● **What you will do**:
Tally up the lines that include "categories" and state that number by itself.

-------- Data shown

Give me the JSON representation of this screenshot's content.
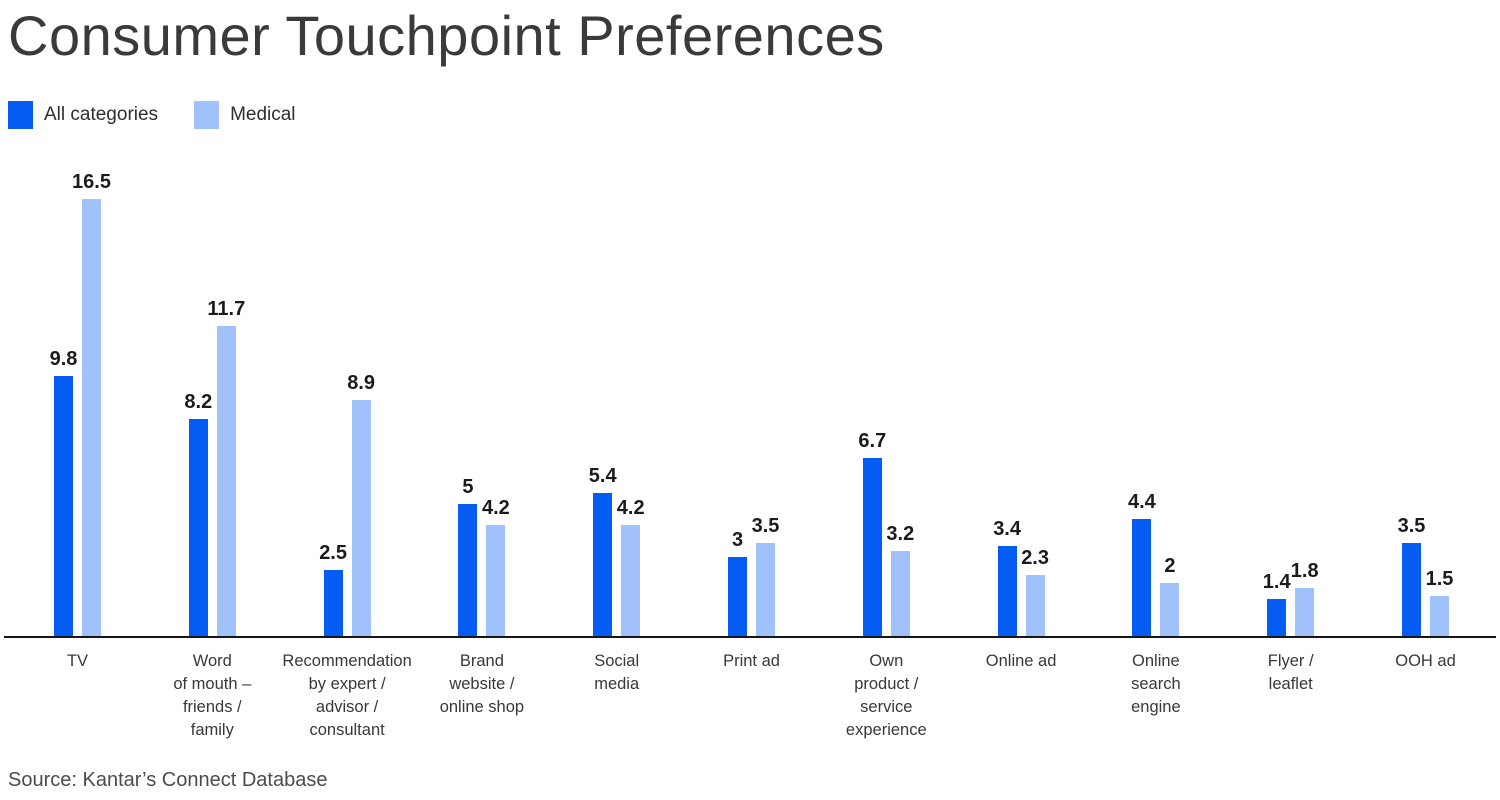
{
  "title": "Consumer Touchpoint Preferences",
  "source": "Source: Kantar’s Connect Database",
  "legend": {
    "items": [
      {
        "label": "All categories",
        "color": "#055cf2"
      },
      {
        "label": "Medical",
        "color": "#a0c1fa"
      }
    ]
  },
  "chart_data": {
    "type": "bar",
    "title": "Consumer Touchpoint Preferences",
    "xlabel": "",
    "ylabel": "",
    "ylim": [
      0,
      18
    ],
    "grid": false,
    "legend_position": "top-left",
    "value_labels": true,
    "categories": [
      "TV",
      "Word of mouth – friends / family",
      "Recommendation by expert / advisor / consultant",
      "Brand website / online shop",
      "Social media",
      "Print ad",
      "Own product / service experience",
      "Online ad",
      "Online search engine",
      "Flyer / leaflet",
      "OOH ad"
    ],
    "category_labels_multiline": [
      "TV",
      "Word\nof mouth –\nfriends /\nfamily",
      "Recommendation\nby expert /\nadvisor /\nconsultant",
      "Brand\nwebsite /\nonline shop",
      "Social\nmedia",
      "Print ad",
      "Own\nproduct /\nservice\nexperience",
      "Online ad",
      "Online\nsearch\nengine",
      "Flyer /\nleaflet",
      "OOH ad"
    ],
    "series": [
      {
        "name": "All categories",
        "color": "#055cf2",
        "values": [
          9.8,
          8.2,
          2.5,
          5,
          5.4,
          3,
          6.7,
          3.4,
          4.4,
          1.4,
          3.5
        ]
      },
      {
        "name": "Medical",
        "color": "#a0c1fa",
        "values": [
          16.5,
          11.7,
          8.9,
          4.2,
          4.2,
          3.5,
          3.2,
          2.3,
          2,
          1.8,
          1.5
        ]
      }
    ]
  }
}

----------------

● **The answer**:
3